__Task item 1__. In the forum discussion about MSAA and rendering at different resolutions, what must every layer share when layered rendering is used?
__Task item 2__. Pick up the forum discussion about MSAA and rendering at different resolutions after its last sentence and write the next few sentences.

__Passage for review__.
BionicBytes i want just to confirm you the vary bad performance of FramebufferBlit with msaa renderbuffer. I don’t know why but it should be the other. I always heard that renderbuffer is better than texture because the gpu has more chance to make omptimization. My experience said to me that is not so.

Hi,

i have studied a lot :).

MSAA is good for edge but, for internal part of a primitive, each sub-sample will be evaluated with the same color/texture value. So rasterizing a 4xMSAA with 800x400 will be very lower quality than 1xAA 1600x800.

Given that, suppose we want to render 4xMSAA with 800x400 to a 1xAA 1600x800 framebuffer: again texelFetch( tex, texcoord, sample_num ) want absolute texel coordinate so there will not be any automatic bilinear interpolation ( 2x2 target pixel block will have same value ).

We are back again to my initial question. With different size i mean mantain full qality where i need and less quality where not. I realize that it will be difficult to obtain that with MRT cause it requires a different rasterisation process for each different resolution.

Maybe layered rendering with different viewport will be the way but for now i know that each layer have to have the same size and format. Furthermore, with layered rendering, you have to active a geometry shader for all your scene and this will not be very performance friendly.

I know glViewportArray and i tried it with layered rendering but it is a different thing. Anyway with layered rendering you need to provide a 3D texture or an array texture with same size and same format for each layer.

The reason for a different size is saving bandwidth in a deferred shading or for any technique where you want to send multiple fragment output but different resolution.

The viewport array stuff should work fine. Yes, the resolution of the actual arrays will be larger than you need, but just because there’s texture data there doesn’t mean you have to render to it or read from it.

If your intent is to minimize bandwidth by determining that some areas of a scene need lower resolution than others, then the viewport array approach is probably your best bet.

I wouldn’t do that. Because it’s gonna give you artifacts and poor quality. Besides if you stop and think about it, it doesn’t make sense to lerp (or even slerp) normals, depth values, albedoes, specular exponents, and etc. before lighting, particularly when they’re on different faces.

__Information__.
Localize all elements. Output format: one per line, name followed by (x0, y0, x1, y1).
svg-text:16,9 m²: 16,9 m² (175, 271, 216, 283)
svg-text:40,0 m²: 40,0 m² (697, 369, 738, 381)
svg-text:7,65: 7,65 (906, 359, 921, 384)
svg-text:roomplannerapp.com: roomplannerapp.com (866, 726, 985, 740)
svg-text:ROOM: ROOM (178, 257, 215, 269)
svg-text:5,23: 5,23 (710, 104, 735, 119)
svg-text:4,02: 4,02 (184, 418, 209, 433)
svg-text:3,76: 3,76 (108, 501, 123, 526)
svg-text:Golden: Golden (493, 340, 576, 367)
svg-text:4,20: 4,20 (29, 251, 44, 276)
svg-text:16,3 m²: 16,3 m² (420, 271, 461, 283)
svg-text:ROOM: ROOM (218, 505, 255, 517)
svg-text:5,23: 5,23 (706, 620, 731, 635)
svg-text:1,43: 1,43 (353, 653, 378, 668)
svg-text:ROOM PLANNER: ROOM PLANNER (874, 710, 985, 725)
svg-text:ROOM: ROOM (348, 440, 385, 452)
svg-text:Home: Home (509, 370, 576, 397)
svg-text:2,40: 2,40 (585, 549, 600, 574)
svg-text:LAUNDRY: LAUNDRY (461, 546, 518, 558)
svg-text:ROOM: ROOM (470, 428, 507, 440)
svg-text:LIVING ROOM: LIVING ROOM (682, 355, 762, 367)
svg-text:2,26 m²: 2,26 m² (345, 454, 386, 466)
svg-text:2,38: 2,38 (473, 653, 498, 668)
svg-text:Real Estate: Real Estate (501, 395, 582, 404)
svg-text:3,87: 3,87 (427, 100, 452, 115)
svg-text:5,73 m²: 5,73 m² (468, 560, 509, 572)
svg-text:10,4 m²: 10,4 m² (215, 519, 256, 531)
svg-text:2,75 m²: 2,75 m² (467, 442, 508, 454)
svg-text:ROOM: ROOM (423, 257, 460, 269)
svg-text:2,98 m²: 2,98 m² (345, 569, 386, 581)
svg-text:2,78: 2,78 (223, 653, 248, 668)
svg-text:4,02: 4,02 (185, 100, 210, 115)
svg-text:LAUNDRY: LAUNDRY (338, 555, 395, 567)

__Final answer 1__. Each layer must have the same size and the same format.

__Final answer 2__.
Instead you want to light the samples individually to get a color (radiance) and then blend the results.

Now if you do this brute force, you’re basically doing supersampled (SSAA) lighting on a multisampled (MSAA) material rasterization. You can do this a few ways. One is ARB_sample_shading, where you tell the GPU to run the frag shader per sample rather than per pixel, generate a multisample target, and then resolve that. But even that’s extra write and resolve (read+write) bandwidth that you don’t really need, even for SSAA lighting. So…

Another approach (which I believe Killzone 2 used years ago, among others) is to run the frag shader per pixel (as is typical) have each frag shader sample all the samples in the corresponding G-buffer pixels, light them individually, blend them together, and write a single per-pixel color (radiance) to the lighting render target. Less GPU memory bandwidth. And faster than you might think…

But if you want it even faster, there are some approaches out there to try and get the MSAA lighting (i.e. per-pixel lighting) speed-up with Deferred Rendering. One is to mark the “edge pixels” through various methods (from looking at the depth and normal G-buffer channels, or centroid trick, or …) and then do two passes: Pass 1 does per-pixel lighting on non-edge pixels, and Pass 2 does per-sample lighting on the edge pixels. This can save a good bit of time…

…but you end up with inefficient packing of the edge pixels into the GPU’s shader cores, which are optimized for work to be done in nice, adjacent “blocks”. So some (Andrew Lauritzen last year in SIGGRAPH for instance) repack those “edge pixels” into GPU threads for better efficiency (using a compute kernel IIRC).

Of course, if you want to handle edge AA via other means (blur, MLAA, SRAA, FXAA, etcetc.) you can do that too, each with their own pros and cons in quality and speed.